Problem details
Transcribe each record exactly. Include every one.

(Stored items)
....

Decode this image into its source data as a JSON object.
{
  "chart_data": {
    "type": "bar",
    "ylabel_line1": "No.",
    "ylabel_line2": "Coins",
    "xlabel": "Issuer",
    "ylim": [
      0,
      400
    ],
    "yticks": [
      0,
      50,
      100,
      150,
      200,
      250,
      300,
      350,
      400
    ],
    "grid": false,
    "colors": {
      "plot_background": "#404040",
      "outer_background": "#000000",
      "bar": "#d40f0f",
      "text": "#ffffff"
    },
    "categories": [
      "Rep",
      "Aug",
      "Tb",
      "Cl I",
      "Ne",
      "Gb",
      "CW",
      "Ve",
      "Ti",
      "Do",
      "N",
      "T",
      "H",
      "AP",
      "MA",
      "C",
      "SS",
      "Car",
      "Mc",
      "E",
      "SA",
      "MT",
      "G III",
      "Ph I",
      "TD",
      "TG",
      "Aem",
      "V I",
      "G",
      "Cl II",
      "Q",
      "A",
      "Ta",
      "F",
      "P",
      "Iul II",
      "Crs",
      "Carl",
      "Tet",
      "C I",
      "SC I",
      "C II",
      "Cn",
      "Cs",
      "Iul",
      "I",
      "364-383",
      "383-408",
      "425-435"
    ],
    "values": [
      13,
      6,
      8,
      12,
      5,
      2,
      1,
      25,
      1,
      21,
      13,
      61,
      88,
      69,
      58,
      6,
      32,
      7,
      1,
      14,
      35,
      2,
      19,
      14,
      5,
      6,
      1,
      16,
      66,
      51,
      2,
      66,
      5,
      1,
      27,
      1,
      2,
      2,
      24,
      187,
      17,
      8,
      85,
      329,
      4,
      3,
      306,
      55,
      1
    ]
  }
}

....

Response
Decode this image into its source data as a JSON object.
{
  "chart_data": {
    "type": "bar",
    "ylabel_line1": "No.",
    "ylabel_line2": "Coins",
    "xlabel": "Issuer",
    "ylim": [
      0,
      400
    ],
    "yticks": [
      0,
      50,
      100,
      150,
      200,
      250,
      300,
      350,
      400
    ],
    "grid": false,
    "colors": {
      "plot_background": "#404040",
      "outer_background": "#000000",
      "bar": "#d40f0f",
      "text": "#ffffff"
    },
    "categories": [
      "Rep",
      "Aug",
      "Tb",
      "Cl I",
      "Ne",
      "Gb",
      "CW",
      "Ve",
      "Ti",
      "Do",
      "N",
      "T",
      "H",
      "AP",
      "MA",
      "C",
      "SS",
      "Car",
      "Mc",
      "E",
      "SA",
      "MT",
      "G III",
      "Ph I",
      "TD",
      "TG",
      "Aem",
      "V I",
      "G",
      "Cl II",
      "Q",
      "A",
      "Ta",
      "F",
      "P",
      "Iul II",
      "Crs",
      "Carl",
      "Tet",
      "C I",
      "SC I",
      "C II",
      "Cn",
      "Cs",
      "Iul",
      "I",
      "364-383",
      "383-408",
      "425-435"
    ],
    "values": [
      13,
      6,
      8,
      12,
      5,
      2,
      1,
      25,
      1,
      21,
      13,
      61,
      88,
      69,
      58,
      6,
      32,
      7,
      1,
      14,
      35,
      2,
      19,
      14,
      5,
      6,
      1,
      16,
      66,
      51,
      2,
      66,
      5,
      1,
      27,
      1,
      2,
      2,
      24,
      187,
      17,
      8,
      85,
      329,
      4,
      3,
      306,
      55,
      1
    ]
  }
}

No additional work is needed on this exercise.